GOAL — Rewrite the data from the line containing "I need the location" to the line containing "bar bbox=[61, 63, 90, 321]", changing every "y-tick-label" to "y-axis-label" and leaving everything else unchanged.

- - -

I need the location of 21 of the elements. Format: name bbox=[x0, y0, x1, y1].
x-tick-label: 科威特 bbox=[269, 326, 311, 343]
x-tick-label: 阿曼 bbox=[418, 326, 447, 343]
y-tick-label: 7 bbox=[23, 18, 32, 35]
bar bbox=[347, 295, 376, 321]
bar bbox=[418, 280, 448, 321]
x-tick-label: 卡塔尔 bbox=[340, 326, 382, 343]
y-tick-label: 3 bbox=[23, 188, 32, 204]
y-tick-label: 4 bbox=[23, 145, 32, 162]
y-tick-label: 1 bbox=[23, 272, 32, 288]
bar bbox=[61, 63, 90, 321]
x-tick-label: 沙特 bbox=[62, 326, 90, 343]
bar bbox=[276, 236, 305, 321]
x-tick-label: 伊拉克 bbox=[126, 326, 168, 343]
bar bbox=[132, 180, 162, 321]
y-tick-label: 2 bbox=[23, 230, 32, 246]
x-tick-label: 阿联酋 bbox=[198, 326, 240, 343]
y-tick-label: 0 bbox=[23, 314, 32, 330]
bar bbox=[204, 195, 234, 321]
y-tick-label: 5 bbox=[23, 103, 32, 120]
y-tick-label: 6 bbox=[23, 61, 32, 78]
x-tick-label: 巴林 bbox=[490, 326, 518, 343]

- - -

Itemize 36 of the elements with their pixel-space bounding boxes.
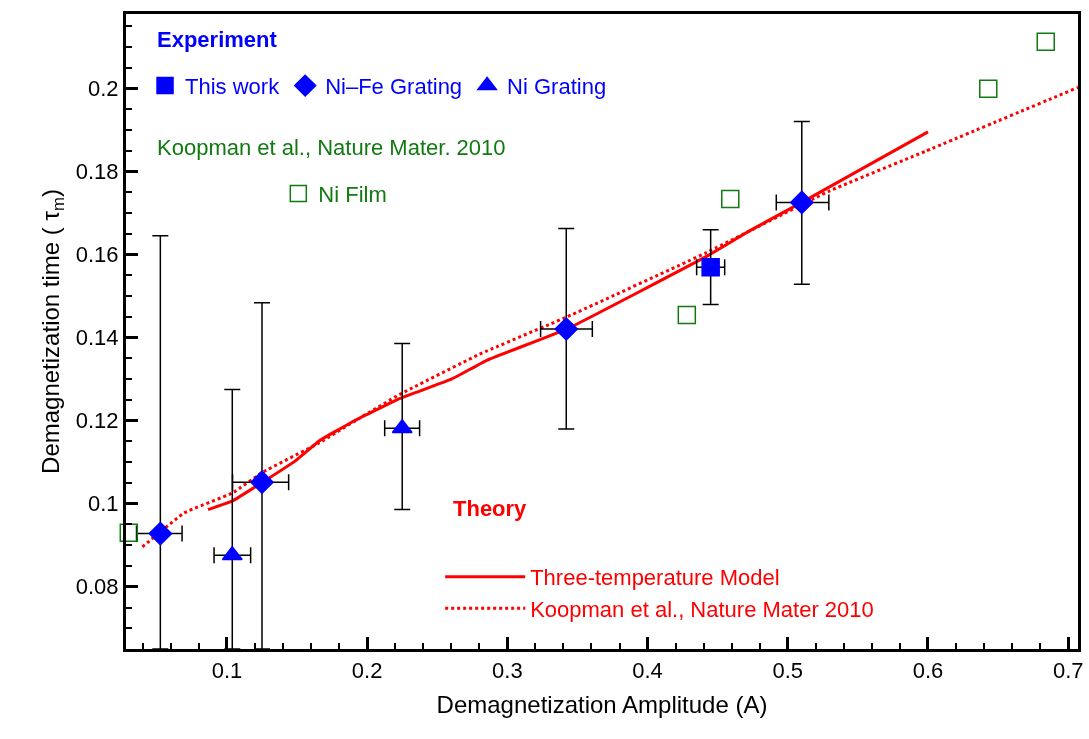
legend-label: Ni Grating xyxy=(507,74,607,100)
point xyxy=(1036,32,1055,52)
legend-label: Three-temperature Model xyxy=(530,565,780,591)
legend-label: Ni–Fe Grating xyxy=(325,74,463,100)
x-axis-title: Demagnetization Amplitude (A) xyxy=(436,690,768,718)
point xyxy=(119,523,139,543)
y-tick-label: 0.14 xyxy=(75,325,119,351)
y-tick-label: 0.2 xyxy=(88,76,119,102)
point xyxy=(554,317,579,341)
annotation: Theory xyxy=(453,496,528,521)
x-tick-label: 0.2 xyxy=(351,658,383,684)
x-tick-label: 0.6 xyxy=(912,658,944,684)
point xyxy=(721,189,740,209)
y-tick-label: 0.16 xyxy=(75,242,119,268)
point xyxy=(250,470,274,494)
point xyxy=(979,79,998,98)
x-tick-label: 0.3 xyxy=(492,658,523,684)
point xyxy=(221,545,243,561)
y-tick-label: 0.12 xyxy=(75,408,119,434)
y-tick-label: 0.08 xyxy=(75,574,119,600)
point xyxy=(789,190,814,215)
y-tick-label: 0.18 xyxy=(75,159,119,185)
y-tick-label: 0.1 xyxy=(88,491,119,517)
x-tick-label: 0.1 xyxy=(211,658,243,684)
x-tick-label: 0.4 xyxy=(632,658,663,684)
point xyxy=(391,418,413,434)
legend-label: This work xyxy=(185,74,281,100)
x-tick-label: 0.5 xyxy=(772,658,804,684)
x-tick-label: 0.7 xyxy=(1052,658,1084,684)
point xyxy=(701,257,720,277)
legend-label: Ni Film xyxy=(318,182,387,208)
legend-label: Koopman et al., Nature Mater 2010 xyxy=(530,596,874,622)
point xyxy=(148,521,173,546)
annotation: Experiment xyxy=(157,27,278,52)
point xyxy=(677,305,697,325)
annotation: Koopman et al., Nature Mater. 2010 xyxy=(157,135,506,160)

- - -

RESULT FOR THIS TASK —
I need the location of 21 of the elements. Format: name bbox=[x0, y0, x1, y1].
x-tick-label: 科威特 bbox=[269, 326, 311, 343]
x-tick-label: 阿曼 bbox=[418, 326, 447, 343]
y-axis-label: 7 bbox=[23, 18, 32, 35]
bar bbox=[347, 295, 376, 321]
bar bbox=[418, 280, 448, 321]
x-tick-label: 卡塔尔 bbox=[340, 326, 382, 343]
y-axis-label: 3 bbox=[23, 188, 32, 204]
y-axis-label: 4 bbox=[23, 145, 32, 162]
y-axis-label: 1 bbox=[23, 272, 32, 288]
bar bbox=[61, 63, 90, 321]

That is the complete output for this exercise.